**Given request:** Find "Parse this screenshot: output" in the material below, then copy that line and every subsequent line to the end, exactly.

**Record set:**
================
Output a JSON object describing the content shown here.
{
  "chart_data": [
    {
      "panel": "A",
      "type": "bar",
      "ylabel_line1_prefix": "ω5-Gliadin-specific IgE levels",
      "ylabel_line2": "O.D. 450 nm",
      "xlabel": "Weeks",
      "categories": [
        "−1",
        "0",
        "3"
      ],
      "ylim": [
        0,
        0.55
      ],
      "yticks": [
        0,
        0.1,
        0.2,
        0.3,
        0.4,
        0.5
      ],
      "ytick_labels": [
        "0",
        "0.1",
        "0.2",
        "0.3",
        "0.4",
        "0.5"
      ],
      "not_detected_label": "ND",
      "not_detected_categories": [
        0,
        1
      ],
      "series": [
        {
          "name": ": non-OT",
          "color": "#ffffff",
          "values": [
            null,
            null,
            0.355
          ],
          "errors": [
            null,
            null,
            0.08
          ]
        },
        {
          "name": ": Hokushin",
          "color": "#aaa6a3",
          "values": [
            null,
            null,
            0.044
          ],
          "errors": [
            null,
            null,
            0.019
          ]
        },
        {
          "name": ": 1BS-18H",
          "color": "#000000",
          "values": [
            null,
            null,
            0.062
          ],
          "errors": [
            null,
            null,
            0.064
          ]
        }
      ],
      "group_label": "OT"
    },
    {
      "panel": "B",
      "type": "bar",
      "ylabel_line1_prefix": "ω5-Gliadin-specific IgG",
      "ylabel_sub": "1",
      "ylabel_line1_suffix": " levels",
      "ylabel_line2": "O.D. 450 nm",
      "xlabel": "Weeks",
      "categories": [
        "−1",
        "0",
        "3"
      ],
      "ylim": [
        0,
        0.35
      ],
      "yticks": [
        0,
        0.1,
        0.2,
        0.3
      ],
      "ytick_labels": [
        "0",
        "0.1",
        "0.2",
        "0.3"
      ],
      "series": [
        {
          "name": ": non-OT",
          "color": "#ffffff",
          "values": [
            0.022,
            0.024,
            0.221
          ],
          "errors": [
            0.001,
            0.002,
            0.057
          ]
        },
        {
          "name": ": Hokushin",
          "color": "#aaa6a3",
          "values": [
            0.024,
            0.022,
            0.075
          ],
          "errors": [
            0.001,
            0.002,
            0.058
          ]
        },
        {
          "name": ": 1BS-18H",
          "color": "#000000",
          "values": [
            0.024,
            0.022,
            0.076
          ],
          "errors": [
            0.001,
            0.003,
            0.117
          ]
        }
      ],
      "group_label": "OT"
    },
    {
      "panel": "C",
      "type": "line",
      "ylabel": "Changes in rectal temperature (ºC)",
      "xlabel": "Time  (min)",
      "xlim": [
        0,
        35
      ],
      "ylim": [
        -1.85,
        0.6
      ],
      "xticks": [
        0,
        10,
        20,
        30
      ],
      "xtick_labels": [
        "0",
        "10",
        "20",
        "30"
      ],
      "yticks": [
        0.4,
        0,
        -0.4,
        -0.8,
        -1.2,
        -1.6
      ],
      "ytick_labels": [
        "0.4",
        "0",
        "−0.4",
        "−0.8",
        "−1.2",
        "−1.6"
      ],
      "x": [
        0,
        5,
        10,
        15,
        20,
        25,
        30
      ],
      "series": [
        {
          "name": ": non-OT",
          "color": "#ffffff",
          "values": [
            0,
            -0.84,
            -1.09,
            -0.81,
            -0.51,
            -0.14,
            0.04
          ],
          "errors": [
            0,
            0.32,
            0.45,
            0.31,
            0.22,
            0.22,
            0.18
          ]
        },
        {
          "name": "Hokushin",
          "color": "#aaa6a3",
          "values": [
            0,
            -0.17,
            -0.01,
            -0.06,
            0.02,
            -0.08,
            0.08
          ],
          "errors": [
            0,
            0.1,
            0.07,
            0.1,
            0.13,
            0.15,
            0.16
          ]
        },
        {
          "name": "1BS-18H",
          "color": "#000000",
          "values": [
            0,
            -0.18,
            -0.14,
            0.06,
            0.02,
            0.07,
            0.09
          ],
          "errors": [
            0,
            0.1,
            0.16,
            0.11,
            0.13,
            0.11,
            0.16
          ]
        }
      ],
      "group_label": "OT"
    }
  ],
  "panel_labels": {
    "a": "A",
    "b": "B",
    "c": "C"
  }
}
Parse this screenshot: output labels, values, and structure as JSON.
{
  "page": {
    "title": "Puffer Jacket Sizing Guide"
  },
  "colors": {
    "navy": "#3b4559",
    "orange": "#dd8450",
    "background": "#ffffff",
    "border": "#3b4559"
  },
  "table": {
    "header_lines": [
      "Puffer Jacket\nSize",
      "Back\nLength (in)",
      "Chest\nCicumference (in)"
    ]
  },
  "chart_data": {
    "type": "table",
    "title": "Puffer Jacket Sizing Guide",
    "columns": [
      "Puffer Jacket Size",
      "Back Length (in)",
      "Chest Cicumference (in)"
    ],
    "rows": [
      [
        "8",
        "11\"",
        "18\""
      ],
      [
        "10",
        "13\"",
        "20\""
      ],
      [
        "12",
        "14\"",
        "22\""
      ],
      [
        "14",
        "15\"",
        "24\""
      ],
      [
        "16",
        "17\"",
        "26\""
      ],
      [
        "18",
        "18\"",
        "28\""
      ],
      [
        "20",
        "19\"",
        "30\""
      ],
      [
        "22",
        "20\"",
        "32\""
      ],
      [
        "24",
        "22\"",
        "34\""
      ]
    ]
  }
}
================
**Reply:**
Parse this screenshot: output labels, values, and structure as JSON.
{
  "page": {
    "title": "Puffer Jacket Sizing Guide"
  },
  "colors": {
    "navy": "#3b4559",
    "orange": "#dd8450",
    "background": "#ffffff",
    "border": "#3b4559"
  },
  "table": {
    "header_lines": [
      "Puffer Jacket\nSize",
      "Back\nLength (in)",
      "Chest\nCicumference (in)"
    ]
  },
  "chart_data": {
    "type": "table",
    "title": "Puffer Jacket Sizing Guide",
    "columns": [
      "Puffer Jacket Size",
      "Back Length (in)",
      "Chest Cicumference (in)"
    ],
    "rows": [
      [
        "8",
        "11\"",
        "18\""
      ],
      [
        "10",
        "13\"",
        "20\""
      ],
      [
        "12",
        "14\"",
        "22\""
      ],
      [
        "14",
        "15\"",
        "24\""
      ],
      [
        "16",
        "17\"",
        "26\""
      ],
      [
        "18",
        "18\"",
        "28\""
      ],
      [
        "20",
        "19\"",
        "30\""
      ],
      [
        "22",
        "20\"",
        "32\""
      ],
      [
        "24",
        "22\"",
        "34\""
      ]
    ]
  }
}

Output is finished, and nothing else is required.